● **What the exercise asks**: Transcribe the entries below exactly; leave every image out.

(Rows from a figure dataset)
## START

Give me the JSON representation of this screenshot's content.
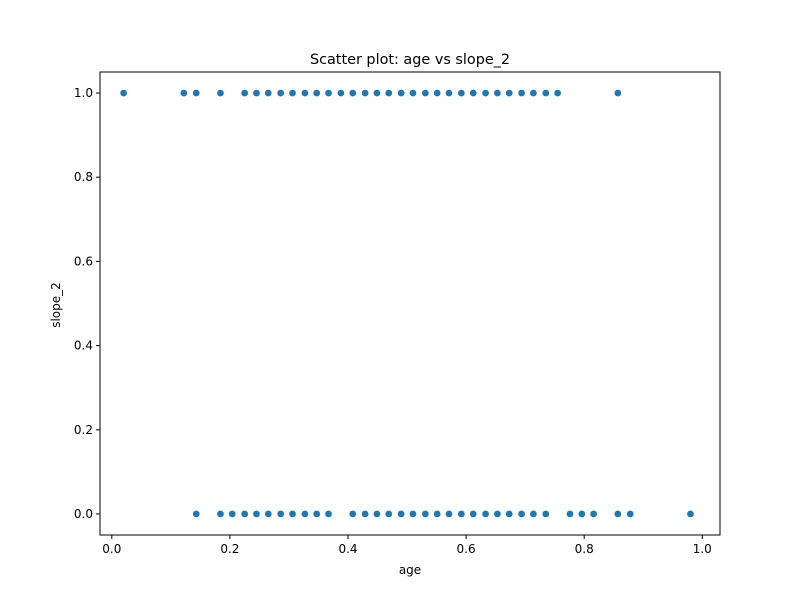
{
  "chart_data": {
    "type": "scatter",
    "title": "Scatter plot: age vs slope_2",
    "xlabel": "age",
    "ylabel": "slope_2",
    "xlim": [
      -0.02,
      1.03
    ],
    "ylim": [
      -0.05,
      1.05
    ],
    "xticks": [
      0.0,
      0.2,
      0.4,
      0.6,
      0.8,
      1.0
    ],
    "xtick_labels": [
      "0.0",
      "0.2",
      "0.4",
      "0.6",
      "0.8",
      "1.0"
    ],
    "yticks": [
      0.0,
      0.2,
      0.4,
      0.6,
      0.8,
      1.0
    ],
    "ytick_labels": [
      "0.0",
      "0.2",
      "0.4",
      "0.6",
      "0.8",
      "1.0"
    ],
    "grid": false,
    "marker_color": "#1f77b4",
    "series": [
      {
        "points": [
          [
            0.02,
            1
          ],
          [
            0.122,
            1
          ],
          [
            0.143,
            1
          ],
          [
            0.184,
            1
          ],
          [
            0.225,
            1
          ],
          [
            0.245,
            1
          ],
          [
            0.265,
            1
          ],
          [
            0.286,
            1
          ],
          [
            0.306,
            1
          ],
          [
            0.327,
            1
          ],
          [
            0.347,
            1
          ],
          [
            0.367,
            1
          ],
          [
            0.388,
            1
          ],
          [
            0.408,
            1
          ],
          [
            0.429,
            1
          ],
          [
            0.449,
            1
          ],
          [
            0.469,
            1
          ],
          [
            0.49,
            1
          ],
          [
            0.51,
            1
          ],
          [
            0.531,
            1
          ],
          [
            0.551,
            1
          ],
          [
            0.571,
            1
          ],
          [
            0.592,
            1
          ],
          [
            0.612,
            1
          ],
          [
            0.633,
            1
          ],
          [
            0.653,
            1
          ],
          [
            0.673,
            1
          ],
          [
            0.694,
            1
          ],
          [
            0.714,
            1
          ],
          [
            0.735,
            1
          ],
          [
            0.755,
            1
          ],
          [
            0.857,
            1
          ],
          [
            0.143,
            0
          ],
          [
            0.184,
            0
          ],
          [
            0.204,
            0
          ],
          [
            0.225,
            0
          ],
          [
            0.245,
            0
          ],
          [
            0.265,
            0
          ],
          [
            0.286,
            0
          ],
          [
            0.306,
            0
          ],
          [
            0.327,
            0
          ],
          [
            0.347,
            0
          ],
          [
            0.367,
            0
          ],
          [
            0.408,
            0
          ],
          [
            0.429,
            0
          ],
          [
            0.449,
            0
          ],
          [
            0.469,
            0
          ],
          [
            0.49,
            0
          ],
          [
            0.51,
            0
          ],
          [
            0.531,
            0
          ],
          [
            0.551,
            0
          ],
          [
            0.571,
            0
          ],
          [
            0.592,
            0
          ],
          [
            0.612,
            0
          ],
          [
            0.633,
            0
          ],
          [
            0.653,
            0
          ],
          [
            0.673,
            0
          ],
          [
            0.694,
            0
          ],
          [
            0.714,
            0
          ],
          [
            0.735,
            0
          ],
          [
            0.776,
            0
          ],
          [
            0.796,
            0
          ],
          [
            0.816,
            0
          ],
          [
            0.857,
            0
          ],
          [
            0.878,
            0
          ],
          [
            0.98,
            0
          ]
        ]
      }
    ]
  }
}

## END

● **Output of the exercise**:
Give me the JSON representation of this screenshot's content.
{
  "chart_data": {
    "type": "scatter",
    "title": "Scatter plot: age vs slope_2",
    "xlabel": "age",
    "ylabel": "slope_2",
    "xlim": [
      -0.02,
      1.03
    ],
    "ylim": [
      -0.05,
      1.05
    ],
    "xticks": [
      0.0,
      0.2,
      0.4,
      0.6,
      0.8,
      1.0
    ],
    "xtick_labels": [
      "0.0",
      "0.2",
      "0.4",
      "0.6",
      "0.8",
      "1.0"
    ],
    "yticks": [
      0.0,
      0.2,
      0.4,
      0.6,
      0.8,
      1.0
    ],
    "ytick_labels": [
      "0.0",
      "0.2",
      "0.4",
      "0.6",
      "0.8",
      "1.0"
    ],
    "grid": false,
    "marker_color": "#1f77b4",
    "series": [
      {
        "points": [
          [
            0.02,
            1
          ],
          [
            0.122,
            1
          ],
          [
            0.143,
            1
          ],
          [
            0.184,
            1
          ],
          [
            0.225,
            1
          ],
          [
            0.245,
            1
          ],
          [
            0.265,
            1
          ],
          [
            0.286,
            1
          ],
          [
            0.306,
            1
          ],
          [
            0.327,
            1
          ],
          [
            0.347,
            1
          ],
          [
            0.367,
            1
          ],
          [
            0.388,
            1
          ],
          [
            0.408,
            1
          ],
          [
            0.429,
            1
          ],
          [
            0.449,
            1
          ],
          [
            0.469,
            1
          ],
          [
            0.49,
            1
          ],
          [
            0.51,
            1
          ],
          [
            0.531,
            1
          ],
          [
            0.551,
            1
          ],
          [
            0.571,
            1
          ],
          [
            0.592,
            1
          ],
          [
            0.612,
            1
          ],
          [
            0.633,
            1
          ],
          [
            0.653,
            1
          ],
          [
            0.673,
            1
          ],
          [
            0.694,
            1
          ],
          [
            0.714,
            1
          ],
          [
            0.735,
            1
          ],
          [
            0.755,
            1
          ],
          [
            0.857,
            1
          ],
          [
            0.143,
            0
          ],
          [
            0.184,
            0
          ],
          [
            0.204,
            0
          ],
          [
            0.225,
            0
          ],
          [
            0.245,
            0
          ],
          [
            0.265,
            0
          ],
          [
            0.286,
            0
          ],
          [
            0.306,
            0
          ],
          [
            0.327,
            0
          ],
          [
            0.347,
            0
          ],
          [
            0.367,
            0
          ],
          [
            0.408,
            0
          ],
          [
            0.429,
            0
          ],
          [
            0.449,
            0
          ],
          [
            0.469,
            0
          ],
          [
            0.49,
            0
          ],
          [
            0.51,
            0
          ],
          [
            0.531,
            0
          ],
          [
            0.551,
            0
          ],
          [
            0.571,
            0
          ],
          [
            0.592,
            0
          ],
          [
            0.612,
            0
          ],
          [
            0.633,
            0
          ],
          [
            0.653,
            0
          ],
          [
            0.673,
            0
          ],
          [
            0.694,
            0
          ],
          [
            0.714,
            0
          ],
          [
            0.735,
            0
          ],
          [
            0.776,
            0
          ],
          [
            0.796,
            0
          ],
          [
            0.816,
            0
          ],
          [
            0.857,
            0
          ],
          [
            0.878,
            0
          ],
          [
            0.98,
            0
          ]
        ]
      }
    ]
  }
}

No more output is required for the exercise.